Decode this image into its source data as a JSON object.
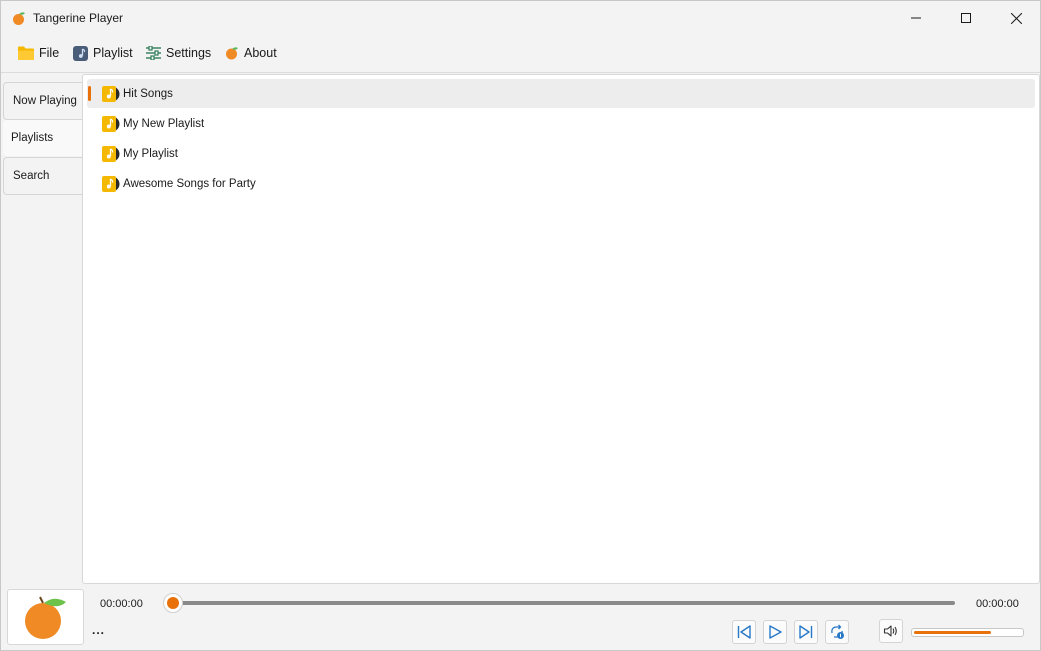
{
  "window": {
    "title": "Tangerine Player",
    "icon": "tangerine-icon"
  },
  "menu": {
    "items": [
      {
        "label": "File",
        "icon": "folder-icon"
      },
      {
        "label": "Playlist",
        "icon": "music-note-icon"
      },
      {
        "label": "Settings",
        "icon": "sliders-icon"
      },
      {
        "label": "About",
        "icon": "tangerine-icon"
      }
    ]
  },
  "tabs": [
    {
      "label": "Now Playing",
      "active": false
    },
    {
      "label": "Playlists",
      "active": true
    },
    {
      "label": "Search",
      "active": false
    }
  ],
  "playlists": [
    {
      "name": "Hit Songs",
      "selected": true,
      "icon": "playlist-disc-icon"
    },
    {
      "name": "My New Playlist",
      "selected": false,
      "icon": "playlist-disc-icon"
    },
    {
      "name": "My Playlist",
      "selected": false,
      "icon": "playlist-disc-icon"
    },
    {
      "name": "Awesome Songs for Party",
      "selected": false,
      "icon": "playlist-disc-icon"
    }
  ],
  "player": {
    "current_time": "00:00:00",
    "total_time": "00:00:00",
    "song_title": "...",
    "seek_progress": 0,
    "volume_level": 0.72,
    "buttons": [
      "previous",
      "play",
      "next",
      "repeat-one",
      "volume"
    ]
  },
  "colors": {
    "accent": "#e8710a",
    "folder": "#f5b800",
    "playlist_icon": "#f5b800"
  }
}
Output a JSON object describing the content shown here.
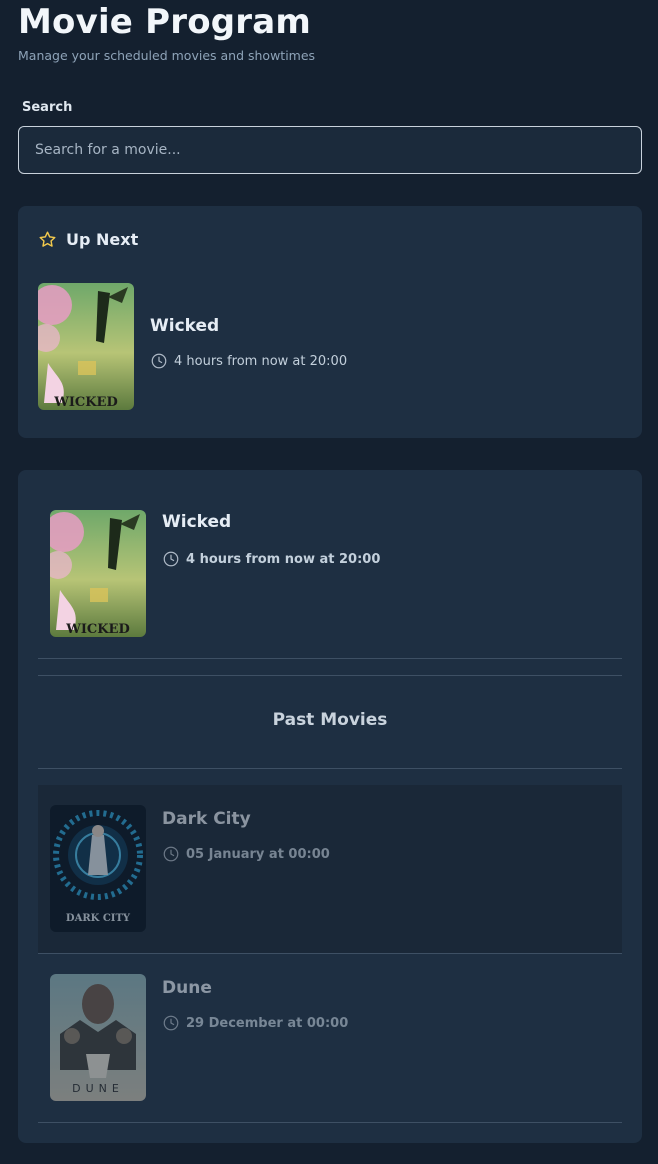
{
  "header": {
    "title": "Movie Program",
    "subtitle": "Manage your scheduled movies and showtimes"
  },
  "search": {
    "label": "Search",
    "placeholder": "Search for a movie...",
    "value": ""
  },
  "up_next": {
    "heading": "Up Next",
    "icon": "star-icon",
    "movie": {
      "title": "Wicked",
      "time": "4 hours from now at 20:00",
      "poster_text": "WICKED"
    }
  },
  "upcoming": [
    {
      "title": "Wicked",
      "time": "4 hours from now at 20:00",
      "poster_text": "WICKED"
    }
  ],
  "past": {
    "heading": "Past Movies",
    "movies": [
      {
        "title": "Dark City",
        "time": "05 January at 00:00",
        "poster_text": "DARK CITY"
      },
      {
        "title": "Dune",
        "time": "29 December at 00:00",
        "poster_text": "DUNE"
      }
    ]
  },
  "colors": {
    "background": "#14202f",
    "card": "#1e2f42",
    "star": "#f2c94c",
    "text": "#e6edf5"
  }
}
-------
**REQUIRED TASK:** Transcribe all the data word for word; the images stay out.

**SOLUTION TO THE EXERCISE:**
Decode this image into its source data as a JSON object.
{
  "window": {
    "title": "Tangerine Player",
    "icon": "tangerine-icon"
  },
  "menu": {
    "items": [
      {
        "label": "File",
        "icon": "folder-icon"
      },
      {
        "label": "Playlist",
        "icon": "music-note-icon"
      },
      {
        "label": "Settings",
        "icon": "sliders-icon"
      },
      {
        "label": "About",
        "icon": "tangerine-icon"
      }
    ]
  },
  "tabs": [
    {
      "label": "Now Playing",
      "active": false
    },
    {
      "label": "Playlists",
      "active": true
    },
    {
      "label": "Search",
      "active": false
    }
  ],
  "playlists": [
    {
      "name": "Hit Songs",
      "selected": true,
      "icon": "playlist-disc-icon"
    },
    {
      "name": "My New Playlist",
      "selected": false,
      "icon": "playlist-disc-icon"
    },
    {
      "name": "My Playlist",
      "selected": false,
      "icon": "playlist-disc-icon"
    },
    {
      "name": "Awesome Songs for Party",
      "selected": false,
      "icon": "playlist-disc-icon"
    }
  ],
  "player": {
    "current_time": "00:00:00",
    "total_time": "00:00:00",
    "song_title": "...",
    "seek_progress": 0,
    "volume_level": 0.72,
    "buttons": [
      "previous",
      "play",
      "next",
      "repeat-one",
      "volume"
    ]
  },
  "colors": {
    "accent": "#e8710a",
    "folder": "#f5b800",
    "playlist_icon": "#f5b800"
  }
}
Output a JSON object describing the content shown here.
{
  "header": {
    "title": "Movie Program",
    "subtitle": "Manage your scheduled movies and showtimes"
  },
  "search": {
    "label": "Search",
    "placeholder": "Search for a movie...",
    "value": ""
  },
  "up_next": {
    "heading": "Up Next",
    "icon": "star-icon",
    "movie": {
      "title": "Wicked",
      "time": "4 hours from now at 20:00",
      "poster_text": "WICKED"
    }
  },
  "upcoming": [
    {
      "title": "Wicked",
      "time": "4 hours from now at 20:00",
      "poster_text": "WICKED"
    }
  ],
  "past": {
    "heading": "Past Movies",
    "movies": [
      {
        "title": "Dark City",
        "time": "05 January at 00:00",
        "poster_text": "DARK CITY"
      },
      {
        "title": "Dune",
        "time": "29 December at 00:00",
        "poster_text": "DUNE"
      }
    ]
  },
  "colors": {
    "background": "#14202f",
    "card": "#1e2f42",
    "star": "#f2c94c",
    "text": "#e6edf5"
  }
}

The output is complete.